Extrait choisi.
« On est en train de manquer le rendez-vous de la rénovation énergétique »
Danyel Dubreuil est le responsable de l’Initiative Renovons ! (Secours Catholique, Fondation Abbé Pierre, SOLIHA - Solidaires pour l’Habitat, CLER-Réseau pour la transition énergétique, Réseau Action Climat, groupe Effy…), à l’origine d’une étude publiée en mai dernier sur les coûts et bénéfices d’un vaste plan de rénovation des passoires énergétiques.
Franck Billeau, directeur de Réseau Eco Habitat, membre du réseau Caritas France, accompagne en région Hauts-de-France les familles vulnérables dans la rénovation de leurs logements dégradés.
Secours Catholique : Quels sont les impacts sociaux et environnementaux des passoires énergétiques ?
Danyel Dubreuil : Les passoires énergétiques sont des logements qui se situent tout en bas de l’échelle de performance énergétique (classification F ou G sur l’échelle DEP). Ils consomment excessivement de l’énergie, ce qui entraîne des factures astronomiques pour les ménages. Nous savons aujourd’hui que ce sont les ménages les plus pauvres qui habitent dans les logements les plus dégradés, avec des conséquences très importantes en terme d’économie, de santé et de vie sociale.

Consignes.
• a. Recopiez l'extrait sur la rénovation énergétique en commençant par « Franck Billeau, directeur » et en allant jusqu'à « passoires énergétiques ? ».
• b. Traduisez en anglais cette phrase de l'extrait sur la rénovation énergétique : « Ils consomment excessivement de l’énergie, ce qui entraîne des factures astronomiques pour les ménages. »
Les items n'ont aucun rôle dans ce travail.

Lignes de données.
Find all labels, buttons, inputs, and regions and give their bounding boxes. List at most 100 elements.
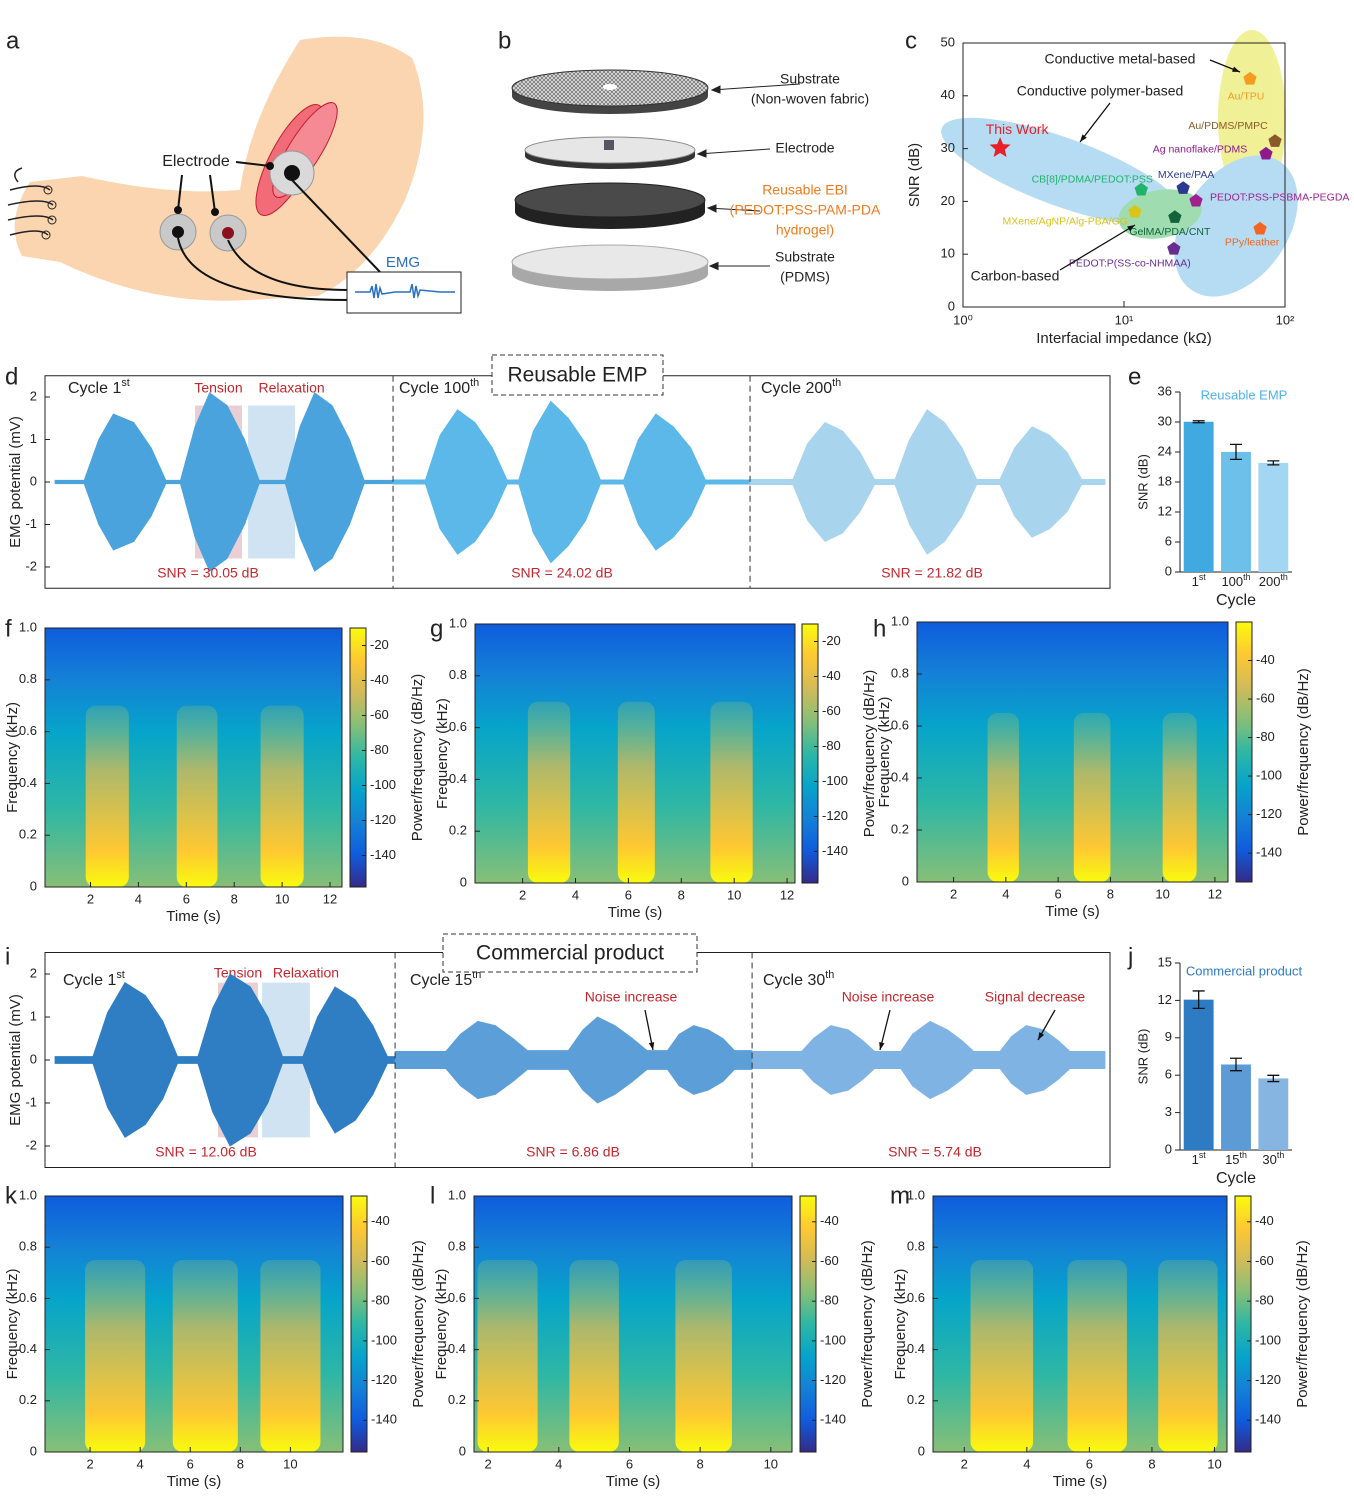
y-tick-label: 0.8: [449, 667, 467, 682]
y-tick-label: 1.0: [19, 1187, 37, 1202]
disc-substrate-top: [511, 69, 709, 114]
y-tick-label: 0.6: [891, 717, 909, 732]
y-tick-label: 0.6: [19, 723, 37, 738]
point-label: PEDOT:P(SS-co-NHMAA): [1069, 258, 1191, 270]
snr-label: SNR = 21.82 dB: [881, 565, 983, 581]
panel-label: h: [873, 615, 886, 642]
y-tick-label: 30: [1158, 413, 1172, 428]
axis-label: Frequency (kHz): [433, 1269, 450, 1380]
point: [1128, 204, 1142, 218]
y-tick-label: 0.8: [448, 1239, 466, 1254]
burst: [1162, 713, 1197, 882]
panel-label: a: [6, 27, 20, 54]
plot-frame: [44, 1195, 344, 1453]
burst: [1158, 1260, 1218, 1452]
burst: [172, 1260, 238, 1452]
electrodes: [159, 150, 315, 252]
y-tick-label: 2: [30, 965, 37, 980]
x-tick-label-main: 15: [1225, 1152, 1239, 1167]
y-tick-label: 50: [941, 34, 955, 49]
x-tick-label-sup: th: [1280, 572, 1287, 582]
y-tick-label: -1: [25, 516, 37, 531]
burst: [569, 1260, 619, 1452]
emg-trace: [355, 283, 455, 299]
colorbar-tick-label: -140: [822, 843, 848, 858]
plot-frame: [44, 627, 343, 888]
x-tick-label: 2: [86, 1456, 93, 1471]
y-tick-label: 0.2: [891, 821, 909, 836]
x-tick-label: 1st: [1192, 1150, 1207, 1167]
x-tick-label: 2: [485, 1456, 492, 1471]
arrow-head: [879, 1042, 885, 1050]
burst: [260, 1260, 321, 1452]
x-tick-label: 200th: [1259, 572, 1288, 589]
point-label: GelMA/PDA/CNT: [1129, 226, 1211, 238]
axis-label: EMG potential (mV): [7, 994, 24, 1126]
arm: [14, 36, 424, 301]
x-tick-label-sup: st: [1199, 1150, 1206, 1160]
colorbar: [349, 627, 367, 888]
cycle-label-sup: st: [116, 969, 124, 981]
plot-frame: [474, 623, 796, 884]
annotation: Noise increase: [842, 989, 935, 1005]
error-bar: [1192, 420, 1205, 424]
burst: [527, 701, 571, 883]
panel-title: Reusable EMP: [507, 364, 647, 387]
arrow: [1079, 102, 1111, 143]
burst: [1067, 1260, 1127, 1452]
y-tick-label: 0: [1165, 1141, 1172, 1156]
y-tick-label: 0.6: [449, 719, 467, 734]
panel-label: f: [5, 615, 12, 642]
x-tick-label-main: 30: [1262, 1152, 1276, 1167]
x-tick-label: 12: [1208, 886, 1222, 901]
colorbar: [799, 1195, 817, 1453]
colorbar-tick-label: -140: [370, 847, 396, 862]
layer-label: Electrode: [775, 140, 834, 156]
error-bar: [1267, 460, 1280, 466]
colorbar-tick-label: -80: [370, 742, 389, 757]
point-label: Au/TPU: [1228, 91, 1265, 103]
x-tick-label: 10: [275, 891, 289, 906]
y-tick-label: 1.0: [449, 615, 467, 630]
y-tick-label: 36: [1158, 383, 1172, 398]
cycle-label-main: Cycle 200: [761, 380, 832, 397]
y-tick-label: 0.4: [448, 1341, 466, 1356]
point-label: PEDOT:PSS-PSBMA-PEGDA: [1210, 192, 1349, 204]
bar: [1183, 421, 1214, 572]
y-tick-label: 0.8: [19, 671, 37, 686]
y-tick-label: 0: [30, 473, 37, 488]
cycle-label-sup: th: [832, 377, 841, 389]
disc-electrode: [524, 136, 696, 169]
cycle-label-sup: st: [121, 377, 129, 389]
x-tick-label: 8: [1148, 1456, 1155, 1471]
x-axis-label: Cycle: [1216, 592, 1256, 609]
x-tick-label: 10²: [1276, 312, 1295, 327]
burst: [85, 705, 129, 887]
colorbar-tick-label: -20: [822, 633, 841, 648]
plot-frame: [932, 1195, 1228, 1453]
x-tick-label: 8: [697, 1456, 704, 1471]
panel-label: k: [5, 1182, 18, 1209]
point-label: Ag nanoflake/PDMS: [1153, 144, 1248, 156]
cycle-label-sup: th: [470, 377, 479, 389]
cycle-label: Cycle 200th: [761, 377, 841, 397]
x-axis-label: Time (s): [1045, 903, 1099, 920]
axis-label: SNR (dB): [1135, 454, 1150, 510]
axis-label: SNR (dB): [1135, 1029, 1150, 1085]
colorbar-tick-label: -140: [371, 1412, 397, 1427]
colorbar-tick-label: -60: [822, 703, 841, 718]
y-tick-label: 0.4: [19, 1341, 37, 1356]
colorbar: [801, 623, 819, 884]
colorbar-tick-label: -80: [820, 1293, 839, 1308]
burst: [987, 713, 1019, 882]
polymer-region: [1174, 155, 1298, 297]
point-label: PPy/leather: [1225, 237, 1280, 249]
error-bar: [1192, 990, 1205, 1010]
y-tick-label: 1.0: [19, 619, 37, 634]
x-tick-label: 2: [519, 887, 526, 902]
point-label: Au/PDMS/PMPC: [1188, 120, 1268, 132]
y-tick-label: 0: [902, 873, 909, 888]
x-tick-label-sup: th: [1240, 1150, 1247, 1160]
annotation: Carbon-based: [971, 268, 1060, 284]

Corrigé.
• a.
Franck Billeau, directeur de Réseau Eco Habitat, membre du réseau Caritas France, accompagne en région Hauts-de-France les familles vulnérables dans la rénovation de leurs logements dégradés.
Secours Catholique : Quels sont les impacts sociaux et environnementaux des passoires énergétiques ?

• b. They consume excessive amounts of energy, which leads to astronomical bills for households.